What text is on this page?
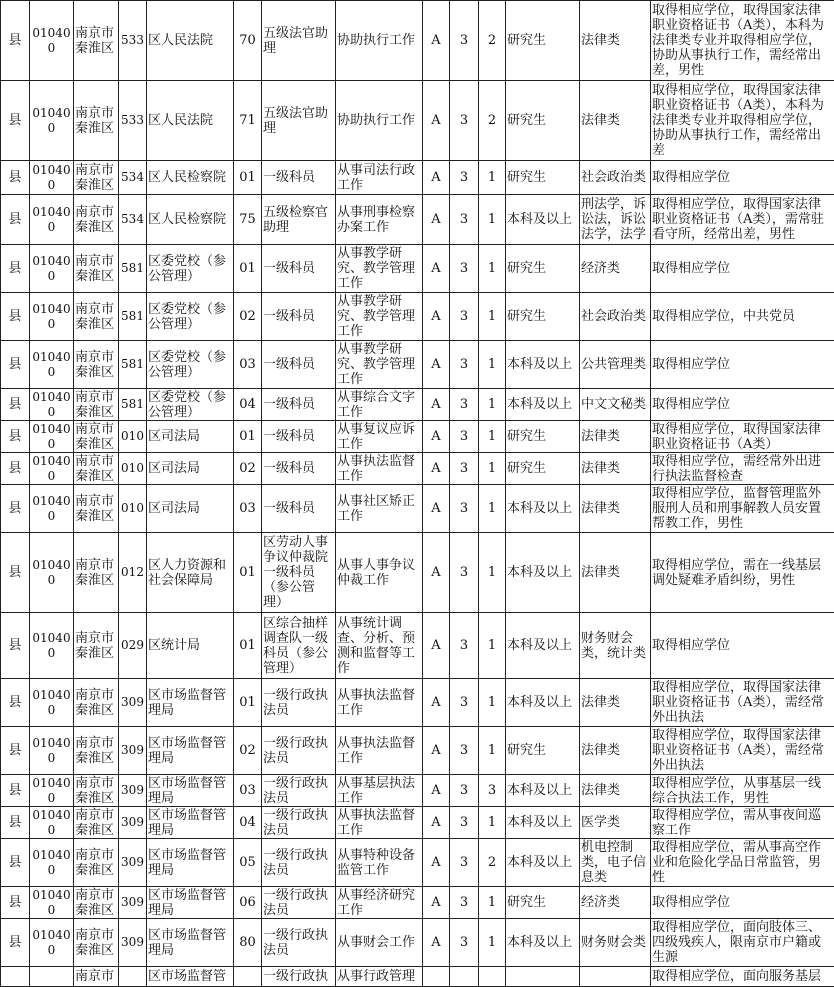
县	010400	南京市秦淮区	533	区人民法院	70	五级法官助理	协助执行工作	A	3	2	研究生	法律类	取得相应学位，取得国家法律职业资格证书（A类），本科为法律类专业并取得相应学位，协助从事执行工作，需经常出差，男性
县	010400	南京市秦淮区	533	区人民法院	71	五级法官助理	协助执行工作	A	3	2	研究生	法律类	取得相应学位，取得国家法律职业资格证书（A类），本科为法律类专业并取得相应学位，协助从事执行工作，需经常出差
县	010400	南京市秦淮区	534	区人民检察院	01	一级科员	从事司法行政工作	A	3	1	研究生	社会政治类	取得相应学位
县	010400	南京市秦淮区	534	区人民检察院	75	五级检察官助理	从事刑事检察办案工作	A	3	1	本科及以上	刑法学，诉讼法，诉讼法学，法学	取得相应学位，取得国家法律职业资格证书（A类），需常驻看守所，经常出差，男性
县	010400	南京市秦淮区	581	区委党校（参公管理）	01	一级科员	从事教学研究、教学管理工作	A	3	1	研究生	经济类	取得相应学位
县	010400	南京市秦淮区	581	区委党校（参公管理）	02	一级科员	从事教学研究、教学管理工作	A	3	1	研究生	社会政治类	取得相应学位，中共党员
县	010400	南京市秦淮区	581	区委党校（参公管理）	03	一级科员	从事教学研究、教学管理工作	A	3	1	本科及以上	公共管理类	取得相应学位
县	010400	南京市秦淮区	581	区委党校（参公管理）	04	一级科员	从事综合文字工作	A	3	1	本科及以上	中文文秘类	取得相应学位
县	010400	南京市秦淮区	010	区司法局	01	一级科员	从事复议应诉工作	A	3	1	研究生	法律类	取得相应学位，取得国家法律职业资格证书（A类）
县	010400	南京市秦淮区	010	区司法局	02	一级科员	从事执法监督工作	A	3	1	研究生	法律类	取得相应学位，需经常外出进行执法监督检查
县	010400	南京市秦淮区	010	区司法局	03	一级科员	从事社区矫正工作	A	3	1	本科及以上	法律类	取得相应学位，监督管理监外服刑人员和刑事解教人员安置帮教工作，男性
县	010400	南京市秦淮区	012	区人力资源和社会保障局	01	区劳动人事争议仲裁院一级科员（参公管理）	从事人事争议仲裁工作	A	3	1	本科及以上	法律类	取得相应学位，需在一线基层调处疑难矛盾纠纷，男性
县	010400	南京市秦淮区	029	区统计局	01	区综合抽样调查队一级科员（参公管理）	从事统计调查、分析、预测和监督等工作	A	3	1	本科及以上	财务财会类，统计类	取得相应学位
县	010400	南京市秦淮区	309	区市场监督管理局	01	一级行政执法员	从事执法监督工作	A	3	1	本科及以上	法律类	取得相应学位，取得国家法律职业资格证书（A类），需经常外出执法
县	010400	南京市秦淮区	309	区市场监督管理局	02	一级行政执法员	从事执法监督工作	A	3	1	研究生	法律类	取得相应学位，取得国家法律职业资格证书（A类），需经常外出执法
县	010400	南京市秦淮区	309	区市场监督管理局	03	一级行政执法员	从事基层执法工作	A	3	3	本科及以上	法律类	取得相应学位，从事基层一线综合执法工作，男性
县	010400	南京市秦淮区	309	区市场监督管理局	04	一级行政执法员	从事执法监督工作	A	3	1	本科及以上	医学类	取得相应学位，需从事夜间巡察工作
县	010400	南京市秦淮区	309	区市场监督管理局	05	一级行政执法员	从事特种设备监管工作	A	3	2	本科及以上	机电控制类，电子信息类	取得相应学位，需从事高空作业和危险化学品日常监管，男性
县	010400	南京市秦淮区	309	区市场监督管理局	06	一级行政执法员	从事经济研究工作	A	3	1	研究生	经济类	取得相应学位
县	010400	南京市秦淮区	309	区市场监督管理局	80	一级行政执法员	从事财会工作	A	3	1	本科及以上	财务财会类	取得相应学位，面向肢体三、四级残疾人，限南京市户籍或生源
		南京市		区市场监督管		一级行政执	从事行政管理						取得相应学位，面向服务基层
========
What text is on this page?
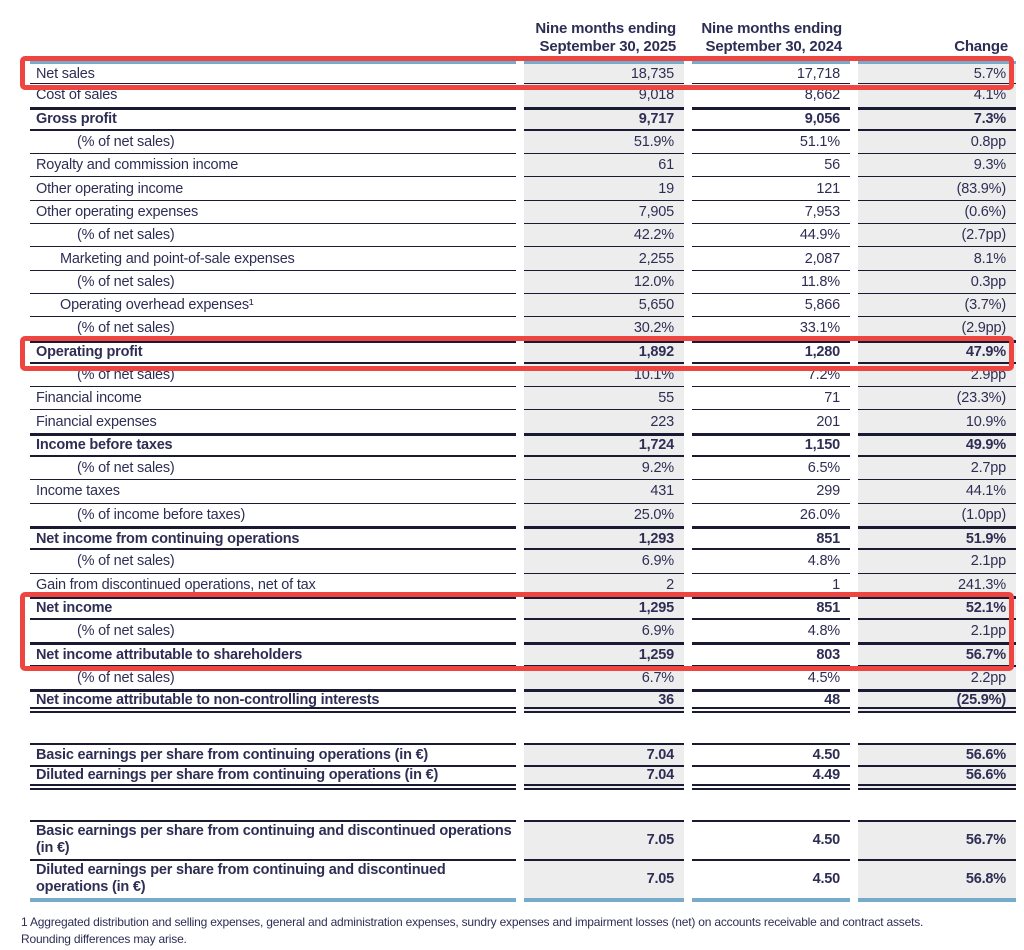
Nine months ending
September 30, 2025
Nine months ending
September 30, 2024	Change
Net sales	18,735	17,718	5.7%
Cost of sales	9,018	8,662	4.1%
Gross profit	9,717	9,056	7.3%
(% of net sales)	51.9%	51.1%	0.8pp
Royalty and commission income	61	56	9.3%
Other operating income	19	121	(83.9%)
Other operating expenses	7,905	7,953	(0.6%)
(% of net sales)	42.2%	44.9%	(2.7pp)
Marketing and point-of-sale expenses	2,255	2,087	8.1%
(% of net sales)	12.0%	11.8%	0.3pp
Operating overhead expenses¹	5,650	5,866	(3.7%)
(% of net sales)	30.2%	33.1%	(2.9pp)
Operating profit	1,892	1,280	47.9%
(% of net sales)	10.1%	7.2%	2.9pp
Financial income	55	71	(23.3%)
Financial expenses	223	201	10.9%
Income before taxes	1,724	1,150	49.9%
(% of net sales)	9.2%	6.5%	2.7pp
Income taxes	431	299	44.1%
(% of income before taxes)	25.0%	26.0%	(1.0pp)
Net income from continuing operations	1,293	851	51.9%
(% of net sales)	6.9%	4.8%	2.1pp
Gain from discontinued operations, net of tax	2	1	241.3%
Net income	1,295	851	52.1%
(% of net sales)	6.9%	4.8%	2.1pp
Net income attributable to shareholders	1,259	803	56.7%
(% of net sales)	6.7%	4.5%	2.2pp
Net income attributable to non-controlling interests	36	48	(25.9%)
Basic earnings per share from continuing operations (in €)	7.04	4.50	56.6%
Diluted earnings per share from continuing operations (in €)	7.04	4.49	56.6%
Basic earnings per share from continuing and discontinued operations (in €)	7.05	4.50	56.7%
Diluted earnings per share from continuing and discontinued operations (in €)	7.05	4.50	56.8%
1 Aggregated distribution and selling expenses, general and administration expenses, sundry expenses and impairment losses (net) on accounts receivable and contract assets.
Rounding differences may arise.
========
*What you are asked to do*:
Copy every line of the entries above in which "区委党校" occurs.

*Solution to this problem*:
县	010400	南京市秦淮区	581	区委党校（参公管理）	01	一级科员	从事教学研究、教学管理工作	A	3	1	研究生	经济类	取得相应学位
县	010400	南京市秦淮区	581	区委党校（参公管理）	02	一级科员	从事教学研究、教学管理工作	A	3	1	研究生	社会政治类	取得相应学位，中共党员
县	010400	南京市秦淮区	581	区委党校（参公管理）	03	一级科员	从事教学研究、教学管理工作	A	3	1	本科及以上	公共管理类	取得相应学位
县	010400	南京市秦淮区	581	区委党校（参公管理）	04	一级科员	从事综合文字工作	A	3	1	本科及以上	中文文秘类	取得相应学位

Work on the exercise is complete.